_Given data:_

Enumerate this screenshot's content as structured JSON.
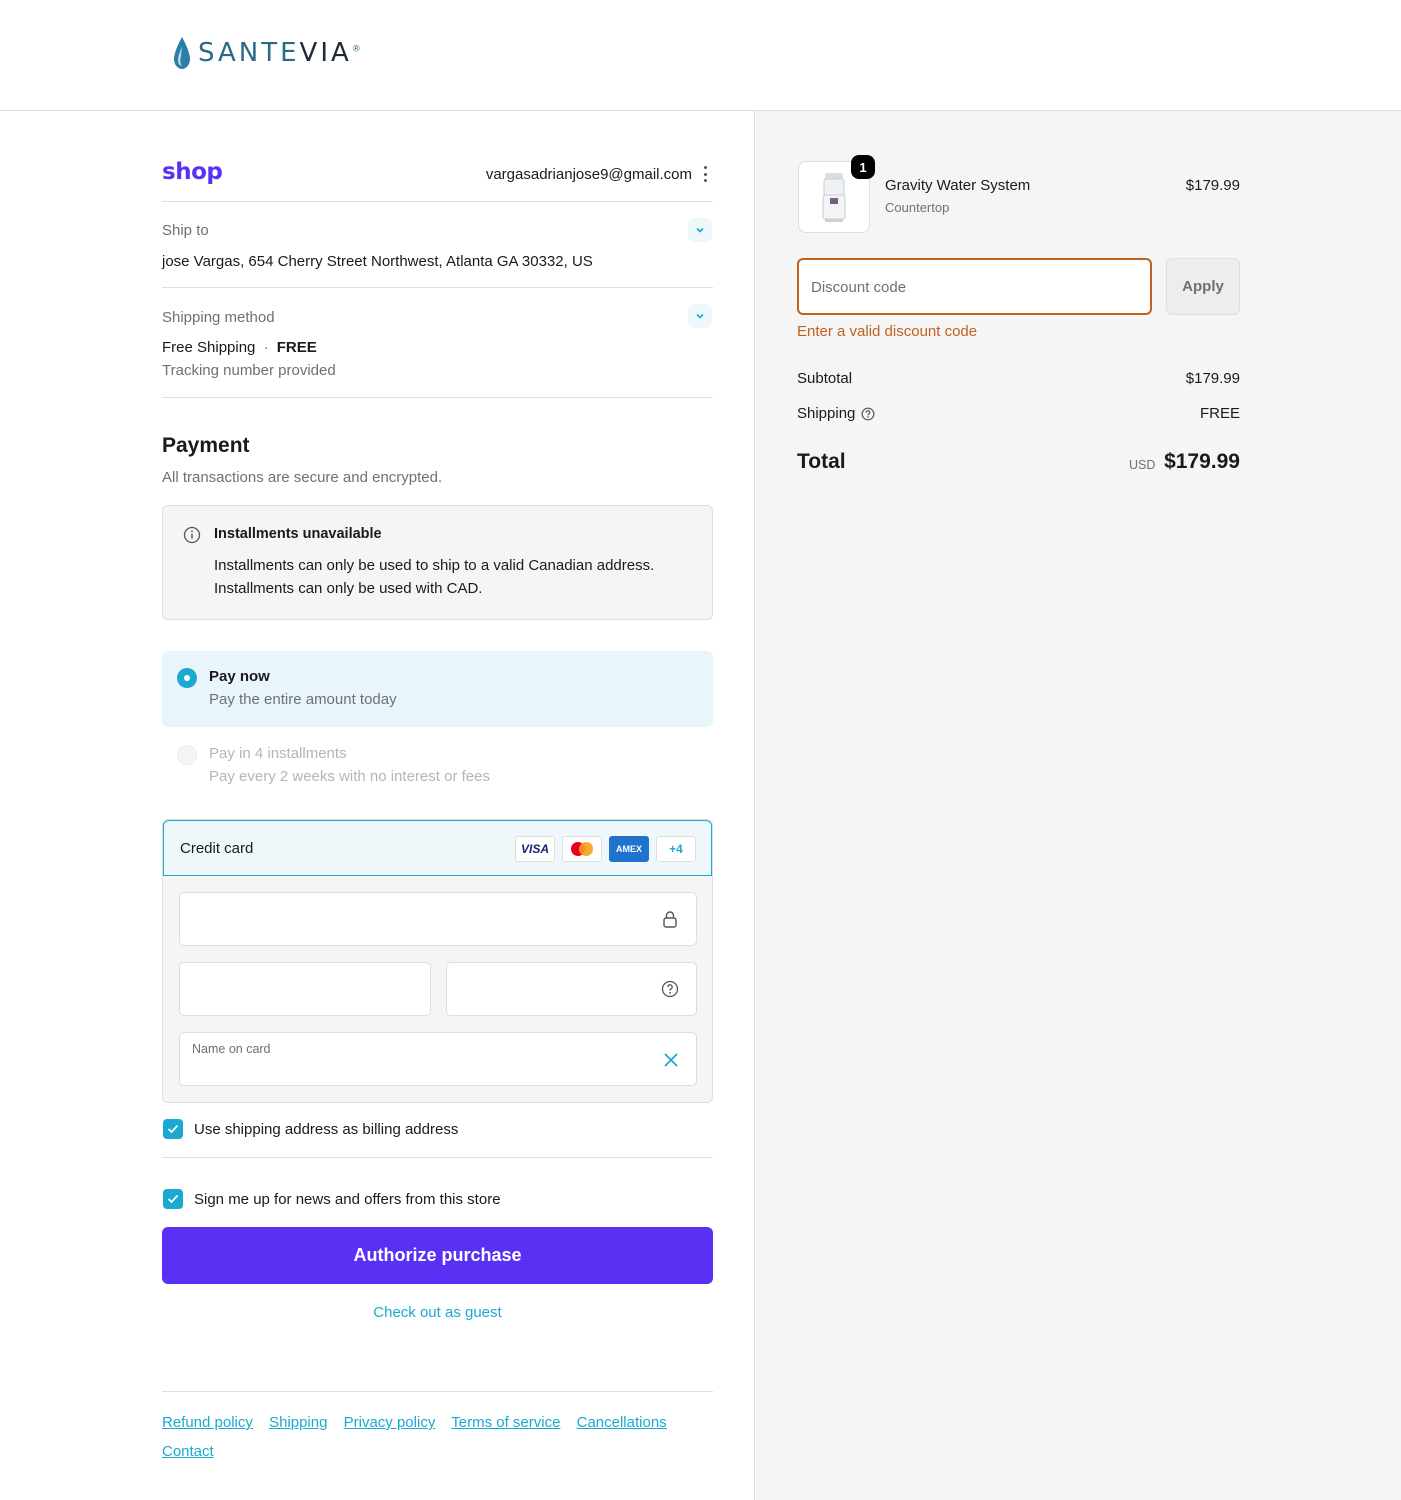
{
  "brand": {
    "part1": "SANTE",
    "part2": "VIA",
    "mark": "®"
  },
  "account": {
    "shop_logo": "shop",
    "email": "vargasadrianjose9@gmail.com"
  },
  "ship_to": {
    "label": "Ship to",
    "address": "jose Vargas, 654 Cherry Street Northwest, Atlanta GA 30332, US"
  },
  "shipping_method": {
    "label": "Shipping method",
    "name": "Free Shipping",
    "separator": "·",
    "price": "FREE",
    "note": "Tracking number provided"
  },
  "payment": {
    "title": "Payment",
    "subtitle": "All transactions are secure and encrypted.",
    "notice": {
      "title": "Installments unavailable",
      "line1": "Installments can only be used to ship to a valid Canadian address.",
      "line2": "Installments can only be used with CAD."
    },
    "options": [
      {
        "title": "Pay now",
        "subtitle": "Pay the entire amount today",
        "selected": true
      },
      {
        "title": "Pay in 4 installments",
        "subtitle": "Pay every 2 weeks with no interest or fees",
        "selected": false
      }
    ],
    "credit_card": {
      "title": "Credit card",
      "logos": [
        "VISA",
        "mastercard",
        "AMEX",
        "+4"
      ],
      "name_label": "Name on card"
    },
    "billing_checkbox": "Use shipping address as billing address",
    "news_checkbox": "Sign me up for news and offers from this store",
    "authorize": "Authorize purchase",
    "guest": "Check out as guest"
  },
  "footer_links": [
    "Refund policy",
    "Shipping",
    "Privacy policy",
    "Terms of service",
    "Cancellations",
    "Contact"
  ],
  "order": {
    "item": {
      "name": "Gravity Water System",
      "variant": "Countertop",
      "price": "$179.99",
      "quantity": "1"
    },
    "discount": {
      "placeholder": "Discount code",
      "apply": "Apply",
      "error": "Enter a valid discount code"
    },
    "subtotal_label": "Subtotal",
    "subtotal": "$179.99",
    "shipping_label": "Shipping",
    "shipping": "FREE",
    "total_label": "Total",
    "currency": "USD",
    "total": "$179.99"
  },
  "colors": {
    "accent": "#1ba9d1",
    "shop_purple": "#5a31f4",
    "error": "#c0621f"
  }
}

---

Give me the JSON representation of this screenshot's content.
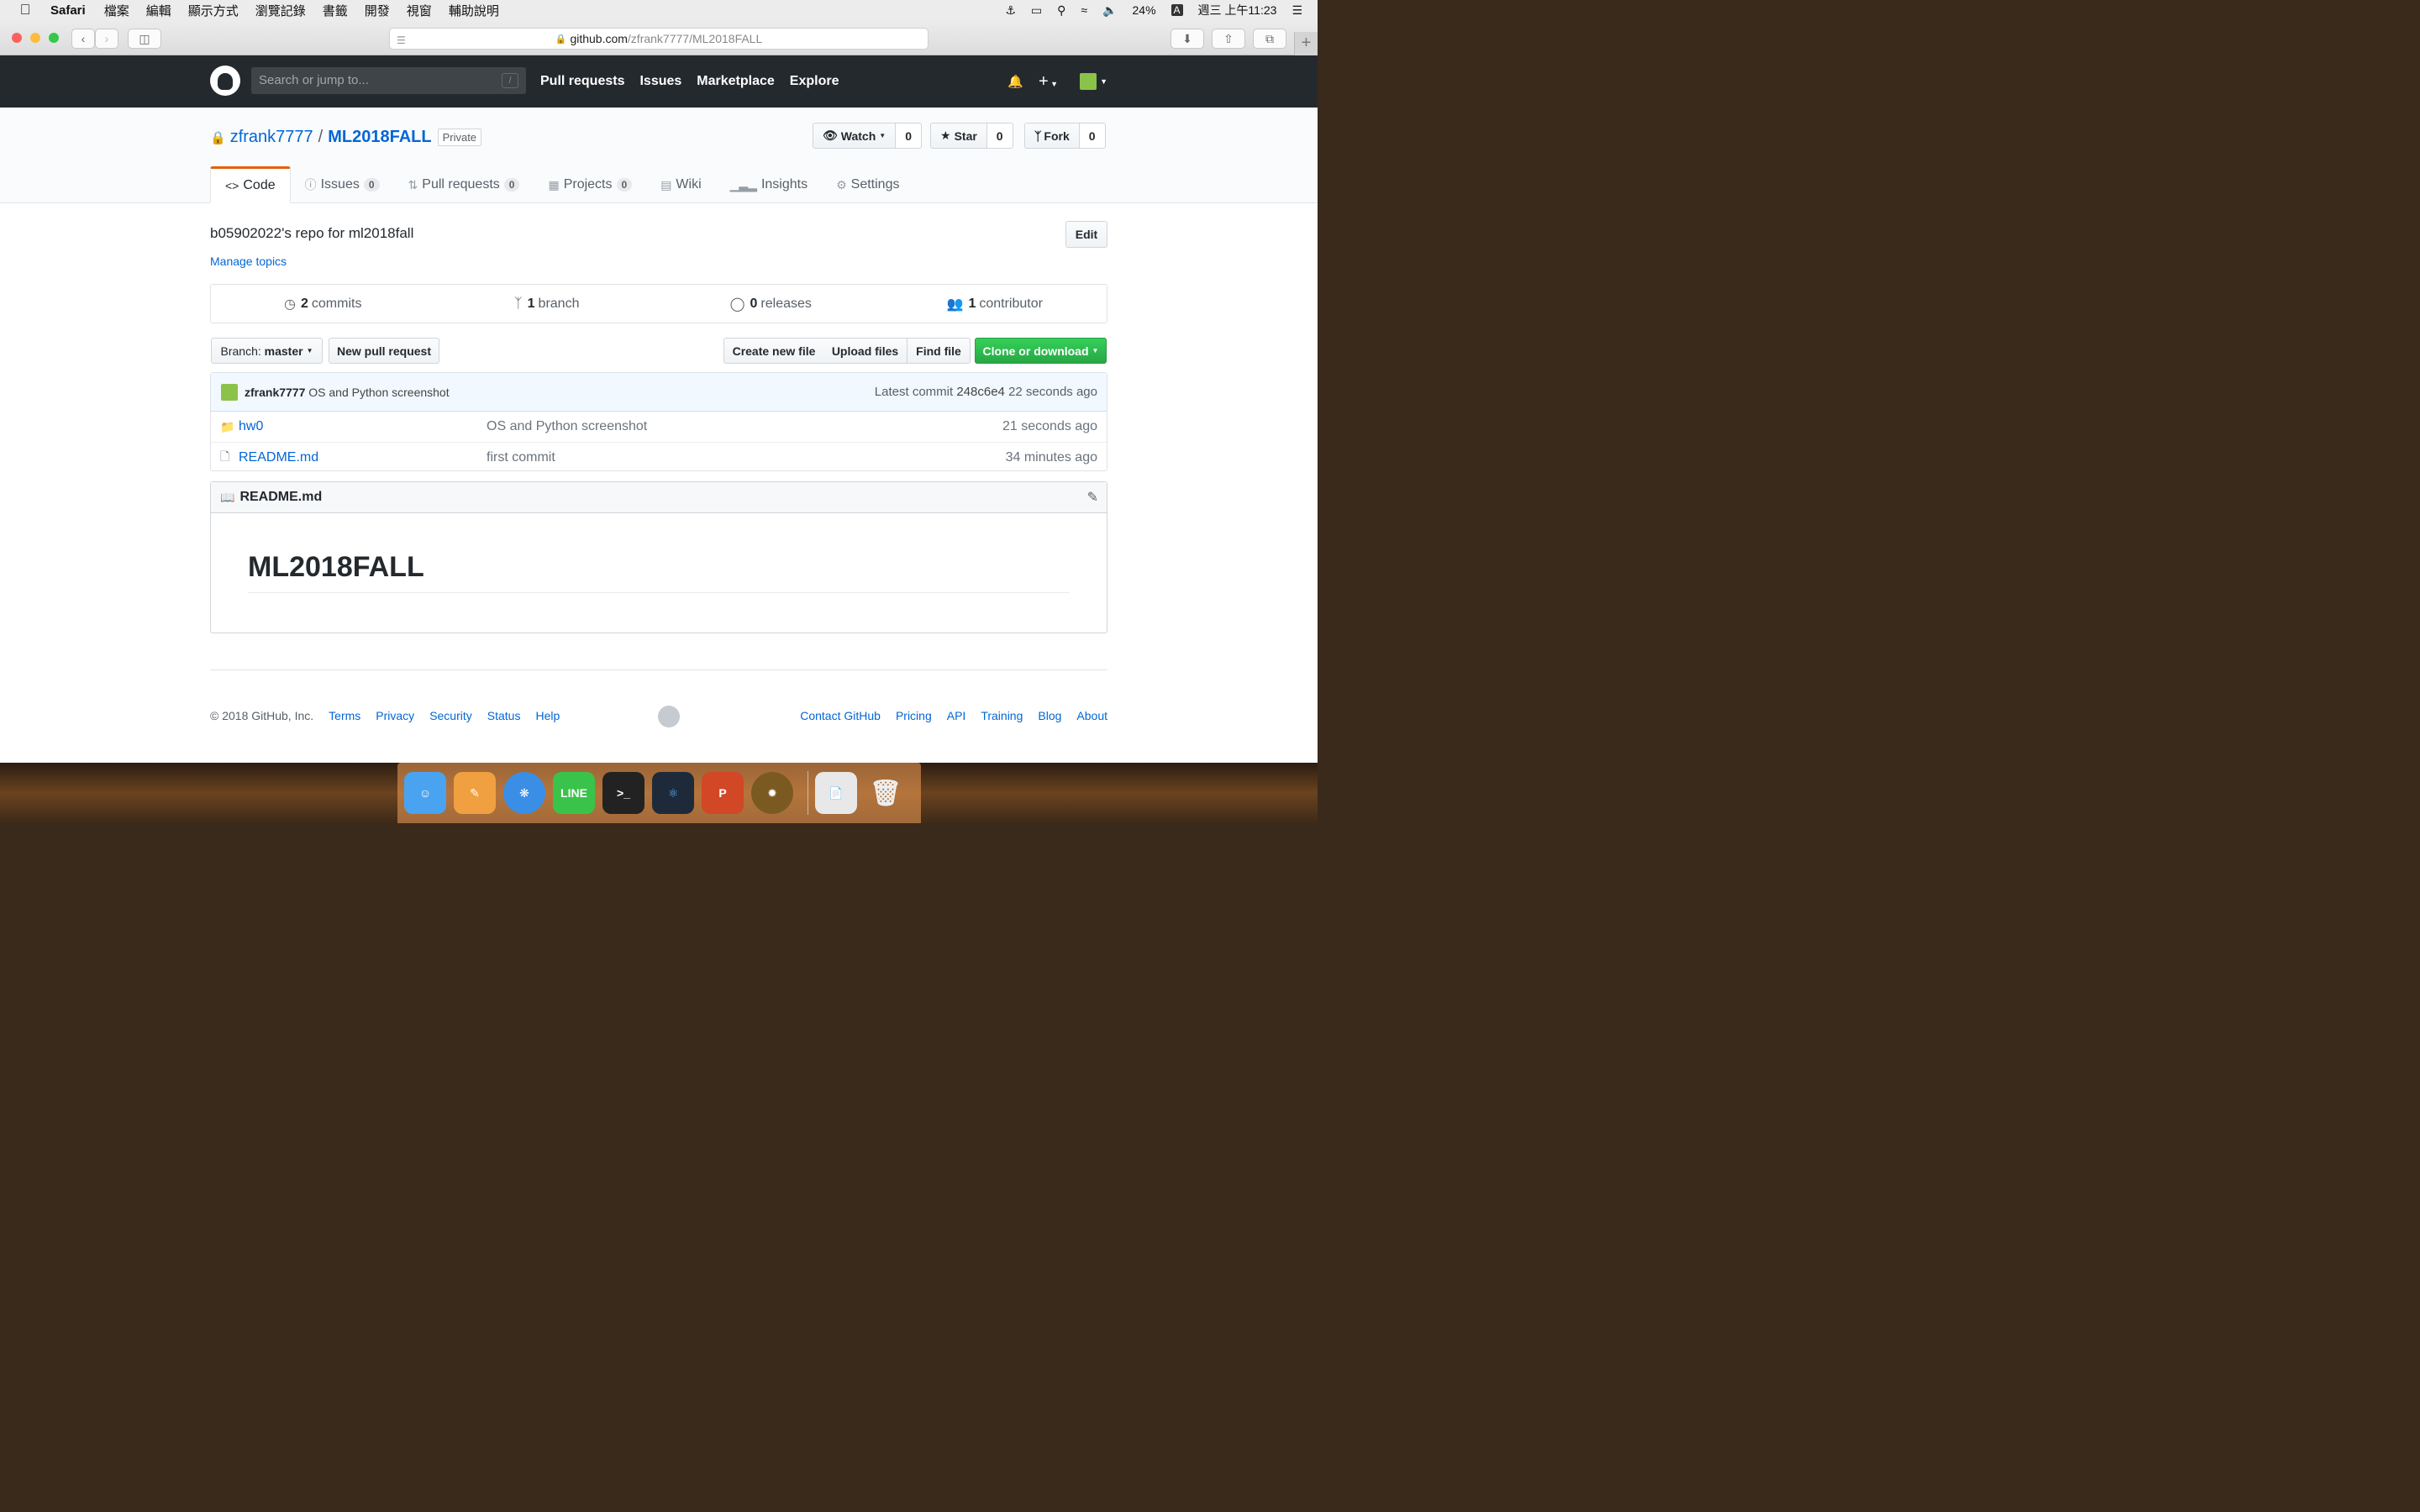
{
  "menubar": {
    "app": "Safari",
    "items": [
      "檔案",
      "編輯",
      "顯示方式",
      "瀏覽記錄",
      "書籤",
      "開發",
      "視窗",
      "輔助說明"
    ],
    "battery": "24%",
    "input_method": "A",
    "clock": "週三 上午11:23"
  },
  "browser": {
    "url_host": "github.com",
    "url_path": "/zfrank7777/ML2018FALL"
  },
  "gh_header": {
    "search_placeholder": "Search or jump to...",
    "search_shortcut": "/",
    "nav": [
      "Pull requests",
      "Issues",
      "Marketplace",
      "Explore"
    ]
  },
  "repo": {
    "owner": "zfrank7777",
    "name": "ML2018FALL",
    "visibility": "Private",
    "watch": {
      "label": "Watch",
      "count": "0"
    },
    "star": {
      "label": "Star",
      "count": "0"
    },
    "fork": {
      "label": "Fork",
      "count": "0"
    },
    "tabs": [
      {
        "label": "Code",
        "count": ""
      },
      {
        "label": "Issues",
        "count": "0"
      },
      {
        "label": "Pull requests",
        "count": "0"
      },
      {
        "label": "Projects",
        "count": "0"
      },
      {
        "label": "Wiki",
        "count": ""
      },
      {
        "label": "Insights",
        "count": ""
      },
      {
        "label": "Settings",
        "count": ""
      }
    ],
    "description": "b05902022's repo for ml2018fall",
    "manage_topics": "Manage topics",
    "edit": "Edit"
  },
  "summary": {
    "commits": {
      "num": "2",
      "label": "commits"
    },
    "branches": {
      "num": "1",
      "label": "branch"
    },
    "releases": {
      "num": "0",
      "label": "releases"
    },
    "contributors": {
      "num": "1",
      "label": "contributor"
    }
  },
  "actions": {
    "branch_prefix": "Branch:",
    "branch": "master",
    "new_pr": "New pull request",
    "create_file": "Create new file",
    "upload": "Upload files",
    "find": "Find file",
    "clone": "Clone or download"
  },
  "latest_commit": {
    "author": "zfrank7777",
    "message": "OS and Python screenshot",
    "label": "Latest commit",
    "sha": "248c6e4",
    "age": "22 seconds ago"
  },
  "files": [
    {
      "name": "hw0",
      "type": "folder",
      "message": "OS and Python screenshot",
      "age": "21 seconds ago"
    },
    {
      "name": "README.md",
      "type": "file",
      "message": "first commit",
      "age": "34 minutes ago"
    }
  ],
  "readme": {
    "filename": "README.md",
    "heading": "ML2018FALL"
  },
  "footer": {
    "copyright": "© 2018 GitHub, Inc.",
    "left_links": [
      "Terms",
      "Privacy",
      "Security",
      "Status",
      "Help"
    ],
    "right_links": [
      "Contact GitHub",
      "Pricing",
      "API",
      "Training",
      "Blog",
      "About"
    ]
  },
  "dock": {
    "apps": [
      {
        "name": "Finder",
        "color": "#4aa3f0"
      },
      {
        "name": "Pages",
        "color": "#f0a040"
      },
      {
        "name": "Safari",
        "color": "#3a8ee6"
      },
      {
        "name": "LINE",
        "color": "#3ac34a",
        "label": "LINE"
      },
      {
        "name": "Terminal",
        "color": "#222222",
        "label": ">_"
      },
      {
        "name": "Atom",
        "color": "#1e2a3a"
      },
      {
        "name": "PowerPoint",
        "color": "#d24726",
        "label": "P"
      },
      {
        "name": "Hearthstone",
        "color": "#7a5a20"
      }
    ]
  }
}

_Request:_ Provide the number of lines in the entries that include "this", and no other text.

_Task answer:_ 3